─── MATERIAL ───

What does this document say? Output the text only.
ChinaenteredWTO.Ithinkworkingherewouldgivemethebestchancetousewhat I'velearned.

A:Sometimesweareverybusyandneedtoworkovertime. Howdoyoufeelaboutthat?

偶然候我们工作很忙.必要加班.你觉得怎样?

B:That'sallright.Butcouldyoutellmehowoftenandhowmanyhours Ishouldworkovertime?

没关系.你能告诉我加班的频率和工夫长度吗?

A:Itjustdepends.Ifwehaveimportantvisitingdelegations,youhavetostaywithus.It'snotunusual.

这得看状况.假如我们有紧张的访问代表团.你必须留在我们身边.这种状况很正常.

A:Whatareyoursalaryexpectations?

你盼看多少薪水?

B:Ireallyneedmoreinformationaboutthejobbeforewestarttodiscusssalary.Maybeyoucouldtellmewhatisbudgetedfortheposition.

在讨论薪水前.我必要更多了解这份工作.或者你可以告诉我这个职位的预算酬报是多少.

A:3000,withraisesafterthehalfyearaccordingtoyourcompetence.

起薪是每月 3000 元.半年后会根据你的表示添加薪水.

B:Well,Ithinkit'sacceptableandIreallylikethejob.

───

■ **DIRECTIVE**
Exactly reproduce every record.

■ **TASK OUTPUT**
What does this document say? Output the text only.
ChinaenteredWTO.Ithinkworkingherewouldgivemethebestchancetousewhat I'velearned.

A:Sometimesweareverybusyandneedtoworkovertime. Howdoyoufeelaboutthat?

偶然候我们工作很忙.必要加班.你觉得怎样?

B:That'sallright.Butcouldyoutellmehowoftenandhowmanyhours Ishouldworkovertime?

没关系.你能告诉我加班的频率和工夫长度吗?

A:Itjustdepends.Ifwehaveimportantvisitingdelegations,youhavetostaywithus.It'snotunusual.

这得看状况.假如我们有紧张的访问代表团.你必须留在我们身边.这种状况很正常.

A:Whatareyoursalaryexpectations?

你盼看多少薪水?

B:Ireallyneedmoreinformationaboutthejobbeforewestarttodiscusssalary.Maybeyoucouldtellmewhatisbudgetedfortheposition.

在讨论薪水前.我必要更多了解这份工作.或者你可以告诉我这个职位的预算酬报是多少.

A:3000,withraisesafterthehalfyearaccordingtoyourcompetence.

起薪是每月 3000 元.半年后会根据你的表示添加薪水.

B:Well,Ithinkit'sacceptableandIreallylikethejob.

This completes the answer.